:: Task instructions ::
Lines that contain the string "University" are to be copied; leave out all others.
'''
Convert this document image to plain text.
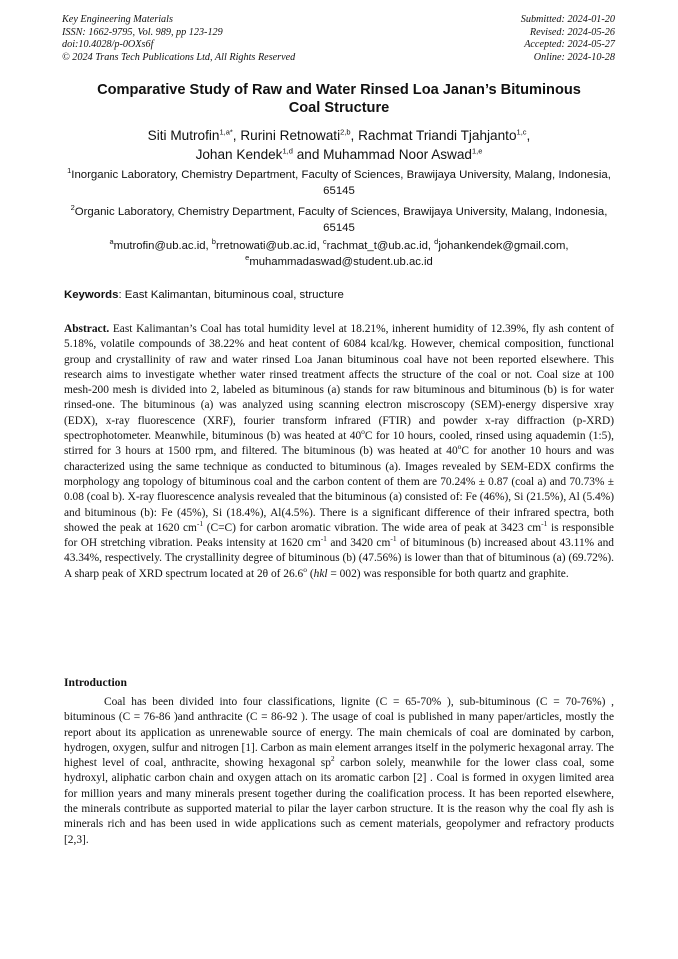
Key Engineering Materials
ISSN: 1662-9795, Vol. 989, pp 123-129
doi:10.4028/p-0OXs6f
© 2024 Trans Tech Publications Ltd, All Rights Reserved
Submitted: 2024-01-20
Revised: 2024-05-26
Accepted: 2024-05-27
Online: 2024-10-28
Comparative Study of Raw and Water Rinsed Loa Janan’s Bituminous
Coal Structure
Siti Mutrofin$^{1,a*}$, Rurini Retnowati$^{2,b}$, Rachmat Triandi Tjahjanto$^{1,c}$,
Johan Kendek$^{1,d}$ and Muhammad Noor Aswad$^{1,e}$
$^1$Inorganic Laboratory, Chemistry Department, Faculty of Sciences, Brawijaya University, Malang, Indonesia, 65145
$^2$Organic Laboratory, Chemistry Department, Faculty of Sciences, Brawijaya University, Malang, Indonesia, 65145
$^a$mutrofin@ub.ac.id, $^b$rretnowati@ub.ac.id, $^c$rachmat_t@ub.ac.id, $^d$johankendek@gmail.com,
$^e$muhammadaswad@student.ub.ac.id
Keywords: East Kalimantan, bituminous coal, structure
Abstract. East Kalimantan’s Coal has total humidity level at 18.21%, inherent humidity of 12.39%, fly ash content of 5.18%, volatile compounds of 38.22% and heat content of 6084 kcal/kg. However, chemical composition, functional group and crystallinity of raw and water rinsed Loa Janan bituminous coal have not been reported elsewhere. This research aims to investigate whether water rinsed treatment affects the structure of the coal or not. Coal size at 100 mesh-200 mesh is divided into 2, labeled as bituminous (a) stands for raw bituminous and bituminous (b) is for water rinsed-one. The bituminous (a) was analyzed using scanning electron miscroscopy (SEM)-energy dispersive xray (EDX), x-ray fluorescence (XRF), fourier transform infrared (FTIR) and powder x-ray diffraction (p-XRD) spectrophotometer. Meanwhile, bituminous (b) was heated at 40$^o$C for 10 hours, cooled, rinsed using aquademin (1:5), stirred for 3 hours at 1500 rpm, and filtered. The bituminous (b) was heated at 40$^o$C for another 10 hours and was characterized using the same technique as conducted to bituminous (a). Images revealed by SEM-EDX confirms the morphology ang topology of bituminous coal and the carbon content of them are 70.24% ± 0.87 (coal a) and 70.73% ± 0.08 (coal b). X-ray fluorescence analysis revealed that the bituminous (a) consisted of: Fe (46%), Si (21.5%), Al (5.4%) and bituminous (b): Fe (45%), Si (18.4%), Al(4.5%). There is a significant difference of their infrared spectra, both showed the peak at 1620 $cm^{-1}$ (C=C) for carbon aromatic vibration. The wide area of peak at 3423 $cm^{-1}$ is responsible for OH stretching vibration. Peaks intensity at 1620 $cm^{-1}$ and 3420 $cm^{-1}$ of bituminous (b) increased about 43.11% and 43.34%, respectively. The crystallinity degree of bituminous (b) (47.56%) is lower than that of bituminous (a) (69.72%). A sharp peak of XRD spectrum located at 2θ of 26.6$^o$ (hkl = 002) was responsible for both quartz and graphite.
Introduction
Coal has been divided into four classifications, lignite (C = 65-70% ), sub-bituminous (C = 70-76%) , bituminous (C = 76-86 )and anthracite (C = 86-92 ). The usage of coal is published in many paper/articles, mostly the report about its application as unrenewable source of energy. The main chemicals of coal are dominated by carbon, hydrogen, oxygen, sulfur and nitrogen [1]. Carbon as main element arranges itself in the polymeric hexagonal array. The highest level of coal, anthracite, showing hexagonal $sp^2$ carbon solely, meanwhile for the lower class coal, some hydroxyl, aliphatic carbon chain and oxygen attach on its aromatic carbon [2] . Coal is formed in oxygen limited area for million years and many minerals present together during the coalification process. It has been reported elsewhere, the minerals contribute as supported material to pilar the layer carbon structure. It is the reason why the coal fly ash is minerals rich and has been used in wide applications such as cement materials, geopolymer and refractory products [2,3].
'''
:: Exercise result ::
$^1$Inorganic Laboratory, Chemistry Department, Faculty of Sciences, Brawijaya University, Malang, Indonesia, 65145
$^2$Organic Laboratory, Chemistry Department, Faculty of Sciences, Brawijaya University, Malang, Indonesia, 65145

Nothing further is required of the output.